ENTRIES PROVIDED:
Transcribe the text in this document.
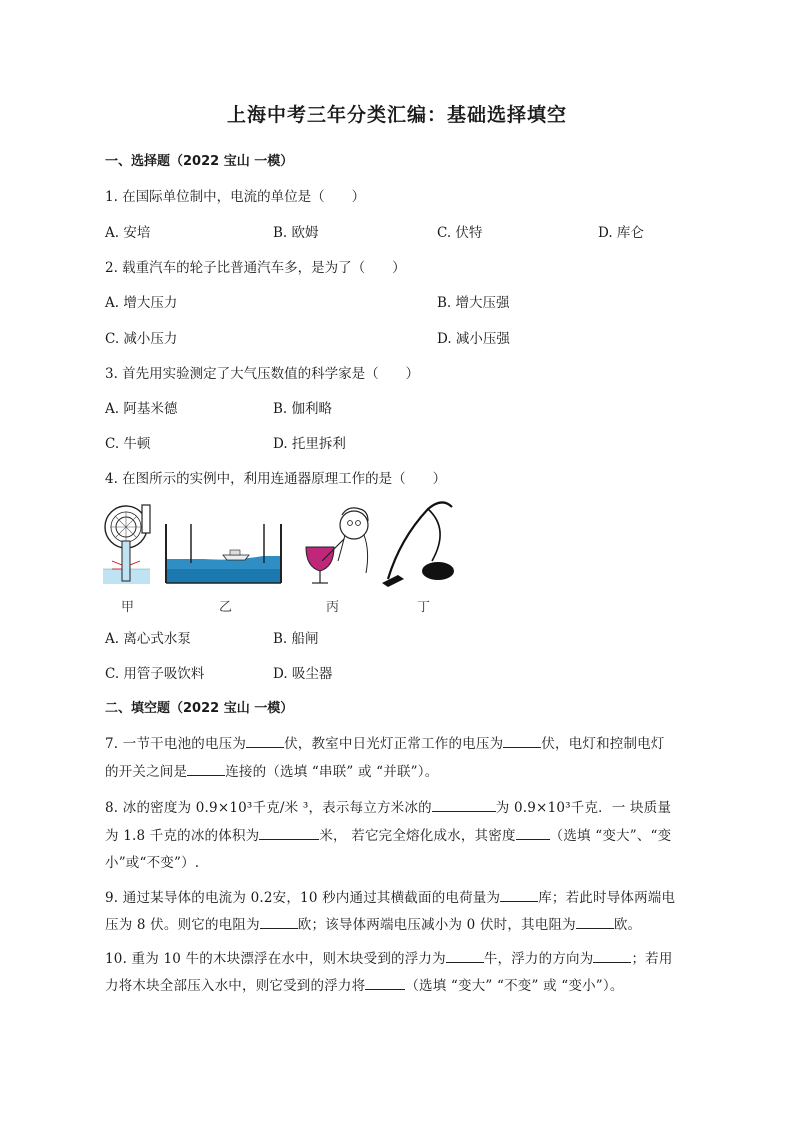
上海中考三年分类汇编：基础选择填空
一、选择题（2022 宝山 一模）
1. 在国际单位制中，电流的单位是（　　）
A. 安培	B. 欧姆	C. 伏特	D. 库仑
2. 载重汽车的轮子比普通汽车多，是为了（　　）
A. 增大压力	B. 增大压强
C. 减小压力	D. 减小压强
3. 首先用实验测定了大气压数值的科学家是（　　）
A. 阿基米德	B. 伽利略
C. 牛顿	D. 托里拆利
4. 在图所示的实例中，利用连通器原理工作的是（　　）
甲	乙	丙	丁
A. 离心式水泵	B. 船闸
C. 用管子吸饮料	D. 吸尘器
二、填空题（2022 宝山 一模）
7. 一节干电池的电压为	伏，教室中日光灯正常工作的电压为	伏，电灯和控制电灯
的开关之间是	连接的（选填 “串联” 或 “并联”）。
8. 冰的密度为 0.9×10³千克/米 ³，表示每立方米冰的	为 0.9×10³千克．一 块质量
为 1.8 千克的冰的体积为	米， 若它完全熔化成水，其密度	（选填 “变大”、“变
小”或“不变”）.
9. 通过某导体的电流为 0.2安，10 秒内通过其横截面的电荷量为	库；若此时导体两端电
压为 8 伏。则它的电阻为	欧；该导体两端电压减小为 0 伏时，其电阻为	欧。
10. 重为 10 牛的木块漂浮在水中，则木块受到的浮力为	牛，浮力的方向为	；若用
力将木块全部压入水中，则它受到的浮力将	（选填 “变大” “不变” 或 “变小”）。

INSTRUCTION: All of the lines above should be printed exactly, minus the pictures.

TASK OUTPUT:
Transcribe the text in this document.
上海中考三年分类汇编：基础选择填空
一、选择题（2022 宝山 一模）
1. 在国际单位制中，电流的单位是（　　）
A. 安培	B. 欧姆	C. 伏特	D. 库仑
2. 载重汽车的轮子比普通汽车多，是为了（　　）
A. 增大压力	B. 增大压强
C. 减小压力	D. 减小压强
3. 首先用实验测定了大气压数值的科学家是（　　）
A. 阿基米德	B. 伽利略
C. 牛顿	D. 托里拆利
4. 在图所示的实例中，利用连通器原理工作的是（　　）
甲	乙	丙	丁
A. 离心式水泵	B. 船闸
C. 用管子吸饮料	D. 吸尘器
二、填空题（2022 宝山 一模）
7. 一节干电池的电压为	伏，教室中日光灯正常工作的电压为	伏，电灯和控制电灯
的开关之间是	连接的（选填 “串联” 或 “并联”）。
8. 冰的密度为 0.9×10³千克/米 ³，表示每立方米冰的	为 0.9×10³千克．一 块质量
为 1.8 千克的冰的体积为	米， 若它完全熔化成水，其密度	（选填 “变大”、“变
小”或“不变”）.
9. 通过某导体的电流为 0.2安，10 秒内通过其横截面的电荷量为	库；若此时导体两端电
压为 8 伏。则它的电阻为	欧；该导体两端电压减小为 0 伏时，其电阻为	欧。
10. 重为 10 牛的木块漂浮在水中，则木块受到的浮力为	牛，浮力的方向为	；若用
力将木块全部压入水中，则它受到的浮力将	（选填 “变大” “不变” 或 “变小”）。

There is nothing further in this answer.